— START OF Records for the task —
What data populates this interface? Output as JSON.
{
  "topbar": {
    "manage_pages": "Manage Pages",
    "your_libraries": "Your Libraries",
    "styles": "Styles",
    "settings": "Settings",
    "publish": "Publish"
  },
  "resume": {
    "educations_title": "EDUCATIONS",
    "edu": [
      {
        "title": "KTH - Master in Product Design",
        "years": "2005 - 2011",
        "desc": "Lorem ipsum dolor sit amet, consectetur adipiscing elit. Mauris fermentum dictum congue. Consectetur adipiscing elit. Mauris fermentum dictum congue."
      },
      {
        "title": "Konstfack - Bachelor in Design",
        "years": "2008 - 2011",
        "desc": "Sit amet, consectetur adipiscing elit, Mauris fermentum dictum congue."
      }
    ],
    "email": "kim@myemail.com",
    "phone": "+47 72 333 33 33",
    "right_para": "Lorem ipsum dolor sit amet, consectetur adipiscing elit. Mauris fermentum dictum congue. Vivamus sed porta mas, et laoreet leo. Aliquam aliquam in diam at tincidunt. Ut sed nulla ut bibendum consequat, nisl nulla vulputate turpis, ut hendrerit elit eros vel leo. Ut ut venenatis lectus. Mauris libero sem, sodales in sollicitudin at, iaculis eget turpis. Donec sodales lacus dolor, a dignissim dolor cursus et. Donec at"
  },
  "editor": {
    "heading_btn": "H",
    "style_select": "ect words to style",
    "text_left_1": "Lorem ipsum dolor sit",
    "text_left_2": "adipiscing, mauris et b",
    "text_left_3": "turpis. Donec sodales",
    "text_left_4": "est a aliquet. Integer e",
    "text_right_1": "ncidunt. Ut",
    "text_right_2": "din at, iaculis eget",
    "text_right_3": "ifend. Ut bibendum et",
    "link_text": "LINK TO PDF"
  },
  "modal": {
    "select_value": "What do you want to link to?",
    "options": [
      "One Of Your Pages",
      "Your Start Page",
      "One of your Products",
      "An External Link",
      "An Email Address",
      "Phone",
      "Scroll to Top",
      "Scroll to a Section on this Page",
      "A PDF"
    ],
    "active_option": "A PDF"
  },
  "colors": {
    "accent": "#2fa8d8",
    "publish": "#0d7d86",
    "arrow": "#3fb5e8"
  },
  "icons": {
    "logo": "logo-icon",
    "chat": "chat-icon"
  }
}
— END OF Records for the task —
Retype every record above exactly as written.

Solution to this exercise>
What data populates this interface? Output as JSON.
{
  "topbar": {
    "manage_pages": "Manage Pages",
    "your_libraries": "Your Libraries",
    "styles": "Styles",
    "settings": "Settings",
    "publish": "Publish"
  },
  "resume": {
    "educations_title": "EDUCATIONS",
    "edu": [
      {
        "title": "KTH - Master in Product Design",
        "years": "2005 - 2011",
        "desc": "Lorem ipsum dolor sit amet, consectetur adipiscing elit. Mauris fermentum dictum congue. Consectetur adipiscing elit. Mauris fermentum dictum congue."
      },
      {
        "title": "Konstfack - Bachelor in Design",
        "years": "2008 - 2011",
        "desc": "Sit amet, consectetur adipiscing elit, Mauris fermentum dictum congue."
      }
    ],
    "email": "kim@myemail.com",
    "phone": "+47 72 333 33 33",
    "right_para": "Lorem ipsum dolor sit amet, consectetur adipiscing elit. Mauris fermentum dictum congue. Vivamus sed porta mas, et laoreet leo. Aliquam aliquam in diam at tincidunt. Ut sed nulla ut bibendum consequat, nisl nulla vulputate turpis, ut hendrerit elit eros vel leo. Ut ut venenatis lectus. Mauris libero sem, sodales in sollicitudin at, iaculis eget turpis. Donec sodales lacus dolor, a dignissim dolor cursus et. Donec at"
  },
  "editor": {
    "heading_btn": "H",
    "style_select": "ect words to style",
    "text_left_1": "Lorem ipsum dolor sit",
    "text_left_2": "adipiscing, mauris et b",
    "text_left_3": "turpis. Donec sodales",
    "text_left_4": "est a aliquet. Integer e",
    "text_right_1": "ncidunt. Ut",
    "text_right_2": "din at, iaculis eget",
    "text_right_3": "ifend. Ut bibendum et",
    "link_text": "LINK TO PDF"
  },
  "modal": {
    "select_value": "What do you want to link to?",
    "options": [
      "One Of Your Pages",
      "Your Start Page",
      "One of your Products",
      "An External Link",
      "An Email Address",
      "Phone",
      "Scroll to Top",
      "Scroll to a Section on this Page",
      "A PDF"
    ],
    "active_option": "A PDF"
  },
  "colors": {
    "accent": "#2fa8d8",
    "publish": "#0d7d86",
    "arrow": "#3fb5e8"
  },
  "icons": {
    "logo": "logo-icon",
    "chat": "chat-icon"
  }
}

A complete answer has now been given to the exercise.